• [SHORT EXERCISE]:
Reproduce all of the material word for word.

• [DATA LINES]:
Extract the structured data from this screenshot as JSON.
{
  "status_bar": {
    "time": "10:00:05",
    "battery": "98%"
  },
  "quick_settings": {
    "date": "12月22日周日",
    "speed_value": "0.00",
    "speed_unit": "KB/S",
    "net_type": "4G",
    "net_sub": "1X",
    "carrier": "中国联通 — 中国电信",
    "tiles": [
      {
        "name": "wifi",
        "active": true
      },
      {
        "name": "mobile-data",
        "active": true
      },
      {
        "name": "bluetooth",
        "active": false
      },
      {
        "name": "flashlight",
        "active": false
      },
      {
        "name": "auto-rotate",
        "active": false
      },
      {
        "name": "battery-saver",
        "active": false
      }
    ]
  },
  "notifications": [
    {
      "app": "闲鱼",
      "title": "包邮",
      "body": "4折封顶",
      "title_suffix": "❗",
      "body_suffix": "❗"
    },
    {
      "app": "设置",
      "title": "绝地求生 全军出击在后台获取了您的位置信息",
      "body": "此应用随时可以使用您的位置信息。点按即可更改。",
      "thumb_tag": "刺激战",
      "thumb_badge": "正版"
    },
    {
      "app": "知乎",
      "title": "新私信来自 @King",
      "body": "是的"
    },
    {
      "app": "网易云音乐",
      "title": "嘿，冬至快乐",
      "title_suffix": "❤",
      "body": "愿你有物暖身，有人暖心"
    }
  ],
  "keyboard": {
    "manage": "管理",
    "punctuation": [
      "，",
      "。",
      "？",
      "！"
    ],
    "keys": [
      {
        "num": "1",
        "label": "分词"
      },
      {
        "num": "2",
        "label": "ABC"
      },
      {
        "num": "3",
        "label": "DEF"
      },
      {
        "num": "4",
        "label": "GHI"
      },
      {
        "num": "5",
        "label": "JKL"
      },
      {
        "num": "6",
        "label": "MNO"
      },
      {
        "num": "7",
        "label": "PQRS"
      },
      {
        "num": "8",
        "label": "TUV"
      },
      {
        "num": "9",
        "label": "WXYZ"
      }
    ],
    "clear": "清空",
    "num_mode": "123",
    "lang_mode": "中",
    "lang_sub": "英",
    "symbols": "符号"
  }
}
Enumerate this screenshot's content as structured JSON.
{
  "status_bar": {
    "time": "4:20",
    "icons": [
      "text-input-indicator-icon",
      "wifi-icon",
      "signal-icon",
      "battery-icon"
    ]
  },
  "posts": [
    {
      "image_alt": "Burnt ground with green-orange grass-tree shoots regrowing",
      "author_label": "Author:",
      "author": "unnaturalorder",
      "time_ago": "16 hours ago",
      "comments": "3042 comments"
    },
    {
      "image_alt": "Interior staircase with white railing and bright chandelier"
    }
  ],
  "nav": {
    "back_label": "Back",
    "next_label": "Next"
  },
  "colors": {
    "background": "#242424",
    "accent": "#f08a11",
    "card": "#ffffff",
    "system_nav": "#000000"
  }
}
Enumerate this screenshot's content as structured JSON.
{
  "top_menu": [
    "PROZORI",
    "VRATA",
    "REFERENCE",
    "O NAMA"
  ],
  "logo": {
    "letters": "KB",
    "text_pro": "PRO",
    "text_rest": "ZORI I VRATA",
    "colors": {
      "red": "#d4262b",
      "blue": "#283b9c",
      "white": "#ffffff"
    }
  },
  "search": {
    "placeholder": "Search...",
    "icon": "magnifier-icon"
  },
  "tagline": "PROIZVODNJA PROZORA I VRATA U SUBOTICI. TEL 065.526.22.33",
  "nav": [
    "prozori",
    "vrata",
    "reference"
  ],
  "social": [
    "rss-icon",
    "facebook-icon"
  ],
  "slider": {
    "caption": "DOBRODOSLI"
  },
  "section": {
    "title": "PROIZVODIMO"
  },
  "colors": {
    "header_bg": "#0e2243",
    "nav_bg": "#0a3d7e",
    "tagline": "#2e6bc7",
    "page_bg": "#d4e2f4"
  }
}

• [ANSWER FOR THIS EXERCISE]:
Extract the structured data from this screenshot as JSON.
{
  "status_bar": {
    "time": "10:00:05",
    "battery": "98%"
  },
  "quick_settings": {
    "date": "12月22日周日",
    "speed_value": "0.00",
    "speed_unit": "KB/S",
    "net_type": "4G",
    "net_sub": "1X",
    "carrier": "中国联通 — 中国电信",
    "tiles": [
      {
        "name": "wifi",
        "active": true
      },
      {
        "name": "mobile-data",
        "active": true
      },
      {
        "name": "bluetooth",
        "active": false
      },
      {
        "name": "flashlight",
        "active": false
      },
      {
        "name": "auto-rotate",
        "active": false
      },
      {
        "name": "battery-saver",
        "active": false
      }
    ]
  },
  "notifications": [
    {
      "app": "闲鱼",
      "title": "包邮",
      "body": "4折封顶",
      "title_suffix": "❗",
      "body_suffix": "❗"
    },
    {
      "app": "设置",
      "title": "绝地求生 全军出击在后台获取了您的位置信息",
      "body": "此应用随时可以使用您的位置信息。点按即可更改。",
      "thumb_tag": "刺激战",
      "thumb_badge": "正版"
    },
    {
      "app": "知乎",
      "title": "新私信来自 @King",
      "body": "是的"
    },
    {
      "app": "网易云音乐",
      "title": "嘿，冬至快乐",
      "title_suffix": "❤",
      "body": "愿你有物暖身，有人暖心"
    }
  ],
  "keyboard": {
    "manage": "管理",
    "punctuation": [
      "，",
      "。",
      "？",
      "！"
    ],
    "keys": [
      {
        "num": "1",
        "label": "分词"
      },
      {
        "num": "2",
        "label": "ABC"
      },
      {
        "num": "3",
        "label": "DEF"
      },
      {
        "num": "4",
        "label": "GHI"
      },
      {
        "num": "5",
        "label": "JKL"
      },
      {
        "num": "6",
        "label": "MNO"
      },
      {
        "num": "7",
        "label": "PQRS"
      },
      {
        "num": "8",
        "label": "TUV"
      },
      {
        "num": "9",
        "label": "WXYZ"
      }
    ],
    "clear": "清空",
    "num_mode": "123",
    "lang_mode": "中",
    "lang_sub": "英",
    "symbols": "符号"
  }
}
Enumerate this screenshot's content as structured JSON.
{
  "status_bar": {
    "time": "4:20",
    "icons": [
      "text-input-indicator-icon",
      "wifi-icon",
      "signal-icon",
      "battery-icon"
    ]
  },
  "posts": [
    {
      "image_alt": "Burnt ground with green-orange grass-tree shoots regrowing",
      "author_label": "Author:",
      "author": "unnaturalorder",
      "time_ago": "16 hours ago",
      "comments": "3042 comments"
    },
    {
      "image_alt": "Interior staircase with white railing and bright chandelier"
    }
  ],
  "nav": {
    "back_label": "Back",
    "next_label": "Next"
  },
  "colors": {
    "background": "#242424",
    "accent": "#f08a11",
    "card": "#ffffff",
    "system_nav": "#000000"
  }
}
Enumerate this screenshot's content as structured JSON.
{
  "top_menu": [
    "PROZORI",
    "VRATA",
    "REFERENCE",
    "O NAMA"
  ],
  "logo": {
    "letters": "KB",
    "text_pro": "PRO",
    "text_rest": "ZORI I VRATA",
    "colors": {
      "red": "#d4262b",
      "blue": "#283b9c",
      "white": "#ffffff"
    }
  },
  "search": {
    "placeholder": "Search...",
    "icon": "magnifier-icon"
  },
  "tagline": "PROIZVODNJA PROZORA I VRATA U SUBOTICI. TEL 065.526.22.33",
  "nav": [
    "prozori",
    "vrata",
    "reference"
  ],
  "social": [
    "rss-icon",
    "facebook-icon"
  ],
  "slider": {
    "caption": "DOBRODOSLI"
  },
  "section": {
    "title": "PROIZVODIMO"
  },
  "colors": {
    "header_bg": "#0e2243",
    "nav_bg": "#0a3d7e",
    "tagline": "#2e6bc7",
    "page_bg": "#d4e2f4"
  }
}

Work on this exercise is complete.